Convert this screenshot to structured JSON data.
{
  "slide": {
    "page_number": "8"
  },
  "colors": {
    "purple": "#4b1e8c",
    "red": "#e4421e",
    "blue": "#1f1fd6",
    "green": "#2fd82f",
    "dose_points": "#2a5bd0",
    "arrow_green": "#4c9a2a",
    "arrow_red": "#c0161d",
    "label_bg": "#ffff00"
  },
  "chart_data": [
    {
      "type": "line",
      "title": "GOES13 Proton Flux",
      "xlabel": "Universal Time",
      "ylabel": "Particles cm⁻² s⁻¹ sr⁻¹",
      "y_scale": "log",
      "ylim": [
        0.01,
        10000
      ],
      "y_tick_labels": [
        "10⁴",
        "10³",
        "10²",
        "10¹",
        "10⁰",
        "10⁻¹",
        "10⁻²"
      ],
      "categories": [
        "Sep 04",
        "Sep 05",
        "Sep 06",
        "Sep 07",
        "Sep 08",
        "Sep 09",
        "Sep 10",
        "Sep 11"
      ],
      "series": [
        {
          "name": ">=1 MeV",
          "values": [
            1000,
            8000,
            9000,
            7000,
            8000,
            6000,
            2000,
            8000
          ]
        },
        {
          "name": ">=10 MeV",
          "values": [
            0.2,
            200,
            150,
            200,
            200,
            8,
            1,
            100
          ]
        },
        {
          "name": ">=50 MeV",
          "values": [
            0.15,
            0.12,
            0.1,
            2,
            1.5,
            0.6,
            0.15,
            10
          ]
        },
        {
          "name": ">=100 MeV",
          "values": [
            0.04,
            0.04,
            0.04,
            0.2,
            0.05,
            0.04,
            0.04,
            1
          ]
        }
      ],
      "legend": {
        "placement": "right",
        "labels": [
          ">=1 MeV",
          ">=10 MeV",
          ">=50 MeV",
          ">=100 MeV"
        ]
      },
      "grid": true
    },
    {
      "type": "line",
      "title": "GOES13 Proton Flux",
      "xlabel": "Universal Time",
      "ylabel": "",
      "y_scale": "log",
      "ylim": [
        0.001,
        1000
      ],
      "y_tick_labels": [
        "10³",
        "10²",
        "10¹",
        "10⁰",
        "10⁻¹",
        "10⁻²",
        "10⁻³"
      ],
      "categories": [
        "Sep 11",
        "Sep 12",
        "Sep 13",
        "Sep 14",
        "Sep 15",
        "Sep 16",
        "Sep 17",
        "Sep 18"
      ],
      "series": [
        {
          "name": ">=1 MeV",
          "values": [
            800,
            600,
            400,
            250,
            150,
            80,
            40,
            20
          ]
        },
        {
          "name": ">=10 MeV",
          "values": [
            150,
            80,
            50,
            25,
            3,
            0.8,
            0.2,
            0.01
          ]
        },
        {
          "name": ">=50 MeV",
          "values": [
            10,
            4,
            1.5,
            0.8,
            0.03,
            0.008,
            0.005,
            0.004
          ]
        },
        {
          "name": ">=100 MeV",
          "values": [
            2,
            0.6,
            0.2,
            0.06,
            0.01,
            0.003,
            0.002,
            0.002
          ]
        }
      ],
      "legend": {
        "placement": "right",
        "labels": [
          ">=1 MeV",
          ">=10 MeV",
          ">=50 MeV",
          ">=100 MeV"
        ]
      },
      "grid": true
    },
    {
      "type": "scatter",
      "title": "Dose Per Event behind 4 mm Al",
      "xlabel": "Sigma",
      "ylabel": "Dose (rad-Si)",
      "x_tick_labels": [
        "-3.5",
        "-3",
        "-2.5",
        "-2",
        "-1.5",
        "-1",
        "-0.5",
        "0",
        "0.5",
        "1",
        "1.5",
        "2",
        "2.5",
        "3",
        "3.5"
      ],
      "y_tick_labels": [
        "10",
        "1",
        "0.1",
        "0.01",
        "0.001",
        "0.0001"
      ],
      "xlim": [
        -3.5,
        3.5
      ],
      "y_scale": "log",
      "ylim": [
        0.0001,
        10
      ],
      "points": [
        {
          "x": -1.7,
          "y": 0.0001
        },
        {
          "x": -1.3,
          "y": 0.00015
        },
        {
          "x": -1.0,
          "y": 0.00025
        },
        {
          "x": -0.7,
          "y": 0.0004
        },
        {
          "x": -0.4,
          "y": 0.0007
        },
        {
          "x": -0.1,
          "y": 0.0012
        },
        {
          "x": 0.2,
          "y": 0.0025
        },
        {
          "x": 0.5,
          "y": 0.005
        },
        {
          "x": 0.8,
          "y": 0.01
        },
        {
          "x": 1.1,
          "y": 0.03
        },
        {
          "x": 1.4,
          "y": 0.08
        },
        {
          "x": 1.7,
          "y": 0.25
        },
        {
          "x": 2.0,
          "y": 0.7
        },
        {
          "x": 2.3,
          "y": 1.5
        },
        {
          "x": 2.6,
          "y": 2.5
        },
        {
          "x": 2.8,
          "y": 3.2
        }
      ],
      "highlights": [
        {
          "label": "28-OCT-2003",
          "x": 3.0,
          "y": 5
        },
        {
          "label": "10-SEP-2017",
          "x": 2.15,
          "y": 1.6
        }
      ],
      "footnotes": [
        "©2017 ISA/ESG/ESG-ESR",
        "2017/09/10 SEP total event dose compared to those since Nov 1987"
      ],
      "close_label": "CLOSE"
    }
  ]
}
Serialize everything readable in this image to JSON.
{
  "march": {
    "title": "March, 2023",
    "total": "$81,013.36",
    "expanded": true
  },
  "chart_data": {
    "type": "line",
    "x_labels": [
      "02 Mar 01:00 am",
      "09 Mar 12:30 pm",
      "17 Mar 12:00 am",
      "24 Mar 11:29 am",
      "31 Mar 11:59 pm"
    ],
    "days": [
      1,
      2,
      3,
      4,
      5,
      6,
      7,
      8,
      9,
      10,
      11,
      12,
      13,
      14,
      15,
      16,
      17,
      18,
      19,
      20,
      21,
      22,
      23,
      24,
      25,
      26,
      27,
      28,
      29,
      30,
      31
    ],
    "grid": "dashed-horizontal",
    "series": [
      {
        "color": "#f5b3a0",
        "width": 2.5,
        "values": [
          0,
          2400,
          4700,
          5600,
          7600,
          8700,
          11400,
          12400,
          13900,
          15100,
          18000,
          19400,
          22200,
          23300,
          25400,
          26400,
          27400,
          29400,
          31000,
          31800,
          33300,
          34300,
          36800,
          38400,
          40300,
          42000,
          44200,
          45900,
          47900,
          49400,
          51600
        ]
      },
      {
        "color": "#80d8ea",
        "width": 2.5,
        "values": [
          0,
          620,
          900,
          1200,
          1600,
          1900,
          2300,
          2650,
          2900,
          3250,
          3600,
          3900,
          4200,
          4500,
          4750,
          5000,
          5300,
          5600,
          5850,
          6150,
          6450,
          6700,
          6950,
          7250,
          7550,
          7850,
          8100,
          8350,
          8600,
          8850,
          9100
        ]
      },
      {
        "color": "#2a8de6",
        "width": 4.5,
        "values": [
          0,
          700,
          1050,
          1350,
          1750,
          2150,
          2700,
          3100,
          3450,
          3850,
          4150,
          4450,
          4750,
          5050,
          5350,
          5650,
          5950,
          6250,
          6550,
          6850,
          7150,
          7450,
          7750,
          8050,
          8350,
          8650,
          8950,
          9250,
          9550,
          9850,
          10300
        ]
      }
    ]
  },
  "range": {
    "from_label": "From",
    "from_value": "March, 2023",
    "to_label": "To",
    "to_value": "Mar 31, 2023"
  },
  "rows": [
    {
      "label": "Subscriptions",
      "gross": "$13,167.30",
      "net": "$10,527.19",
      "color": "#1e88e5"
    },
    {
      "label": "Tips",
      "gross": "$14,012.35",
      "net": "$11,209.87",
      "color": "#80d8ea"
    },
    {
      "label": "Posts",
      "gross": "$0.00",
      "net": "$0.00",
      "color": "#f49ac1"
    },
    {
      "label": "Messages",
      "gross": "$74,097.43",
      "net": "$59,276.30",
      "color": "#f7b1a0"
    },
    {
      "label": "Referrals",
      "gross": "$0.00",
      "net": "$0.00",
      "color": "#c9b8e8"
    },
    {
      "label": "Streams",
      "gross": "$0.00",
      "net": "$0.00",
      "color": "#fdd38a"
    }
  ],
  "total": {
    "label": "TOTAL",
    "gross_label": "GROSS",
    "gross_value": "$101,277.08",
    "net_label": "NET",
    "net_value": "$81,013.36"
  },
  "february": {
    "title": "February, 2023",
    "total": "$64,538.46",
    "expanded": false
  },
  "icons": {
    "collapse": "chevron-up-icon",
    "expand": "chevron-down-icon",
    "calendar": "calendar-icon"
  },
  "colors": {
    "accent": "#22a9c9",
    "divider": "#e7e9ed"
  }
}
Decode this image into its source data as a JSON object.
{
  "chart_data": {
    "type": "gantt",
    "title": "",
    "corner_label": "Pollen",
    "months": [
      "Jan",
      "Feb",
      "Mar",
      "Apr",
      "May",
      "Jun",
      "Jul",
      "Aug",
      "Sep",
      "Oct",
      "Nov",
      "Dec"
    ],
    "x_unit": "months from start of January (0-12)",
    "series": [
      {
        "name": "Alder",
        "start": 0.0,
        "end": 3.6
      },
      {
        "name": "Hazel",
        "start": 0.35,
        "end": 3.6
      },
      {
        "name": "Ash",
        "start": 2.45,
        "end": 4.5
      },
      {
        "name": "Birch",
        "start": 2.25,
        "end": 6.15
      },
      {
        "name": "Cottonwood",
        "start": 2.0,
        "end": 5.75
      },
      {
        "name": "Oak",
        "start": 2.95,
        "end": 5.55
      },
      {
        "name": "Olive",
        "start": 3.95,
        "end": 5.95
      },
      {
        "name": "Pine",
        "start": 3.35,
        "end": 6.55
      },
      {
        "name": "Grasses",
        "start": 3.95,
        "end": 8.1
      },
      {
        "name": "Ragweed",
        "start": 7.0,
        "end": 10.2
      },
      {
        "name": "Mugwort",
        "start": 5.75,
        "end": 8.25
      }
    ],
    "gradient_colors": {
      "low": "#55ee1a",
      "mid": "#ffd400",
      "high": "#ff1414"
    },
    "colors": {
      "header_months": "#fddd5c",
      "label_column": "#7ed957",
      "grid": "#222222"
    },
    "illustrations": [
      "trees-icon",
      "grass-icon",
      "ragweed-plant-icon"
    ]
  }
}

^^^^^^^^^^^^^^^^

§ **WHAT IS NEEDED**: Where a line of the entries contains the word "this", copy that line.

§ **TASK SOLUTION**:
Convert this screenshot to structured JSON data.
Serialize everything readable in this image to JSON.
Decode this image into its source data as a JSON object.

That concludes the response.